**Part of a data file:**
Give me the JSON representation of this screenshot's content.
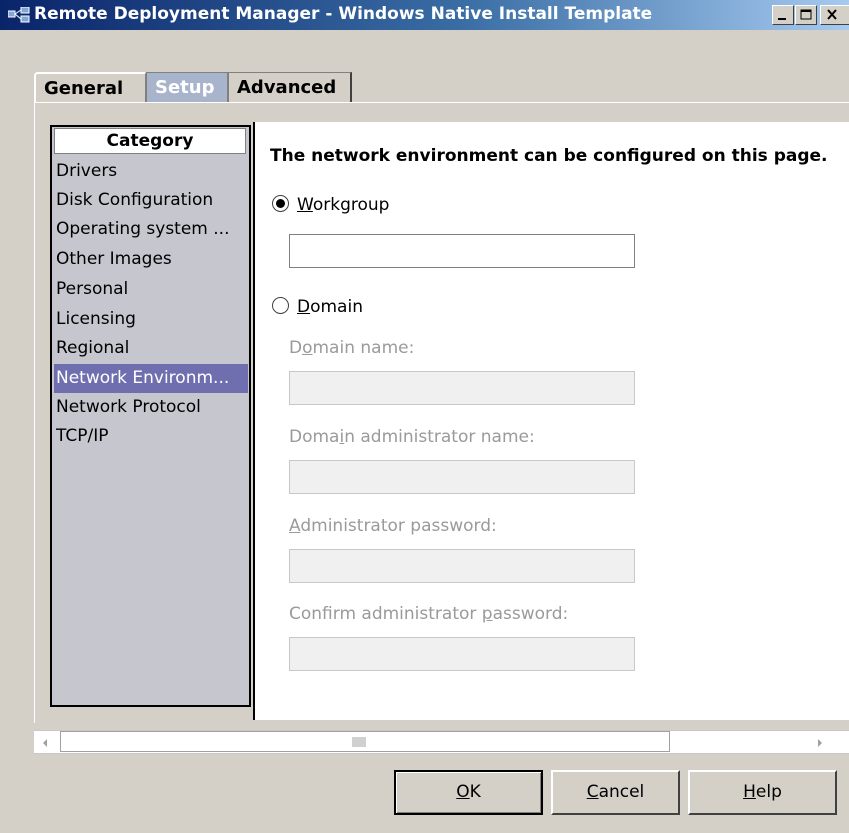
{
  "window": {
    "title": "Remote Deployment Manager - Windows Native Install Template",
    "icon": "app-network-icon"
  },
  "tabs": [
    {
      "label": "General"
    },
    {
      "label": "Setup",
      "selected": true
    },
    {
      "label": "Advanced"
    }
  ],
  "category": {
    "header": "Category",
    "items": [
      {
        "label": "Drivers"
      },
      {
        "label": "Disk Configuration"
      },
      {
        "label": "Operating system ..."
      },
      {
        "label": "Other Images"
      },
      {
        "label": "Personal"
      },
      {
        "label": "Licensing"
      },
      {
        "label": "Regional"
      },
      {
        "label": "Network Environm...",
        "selected": true
      },
      {
        "label": "Network Protocol"
      },
      {
        "label": "TCP/IP"
      }
    ]
  },
  "page": {
    "heading": "The network environment can be configured on this page.",
    "workgroup_radio": {
      "mnemonic": "W",
      "rest": "orkgroup",
      "checked": true
    },
    "workgroup_value": "",
    "domain_radio": {
      "mnemonic": "D",
      "rest": "omain",
      "checked": false
    },
    "domain_name_label": {
      "pre": "D",
      "mnemonic": "o",
      "post": "main name:"
    },
    "domain_admin_label": {
      "pre": "Doma",
      "mnemonic": "i",
      "post": "n administrator name:"
    },
    "admin_password_label": {
      "pre": "",
      "mnemonic": "A",
      "post": "dministrator password:"
    },
    "confirm_password_label": {
      "pre": "Confirm administrator ",
      "mnemonic": "p",
      "post": "assword:"
    },
    "domain_name_value": "",
    "domain_admin_value": "",
    "admin_password_value": "",
    "confirm_password_value": ""
  },
  "buttons": {
    "ok": {
      "mnemonic": "O",
      "rest": "K"
    },
    "cancel": {
      "mnemonic": "C",
      "rest": "ancel"
    },
    "help": {
      "mnemonic": "H",
      "rest": "elp"
    }
  },
  "colors": {
    "selection": "#6f6fb0",
    "tab_selected": "#a8b4cc",
    "title_gradient_start": "#0a246a"
  }
}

**EXERCISE DETAILS:**
Copy out each line of the entries that holds "page".

**ANSWER IN FULL:**
  "page": {
    "heading": "The network environment can be configured on this page.",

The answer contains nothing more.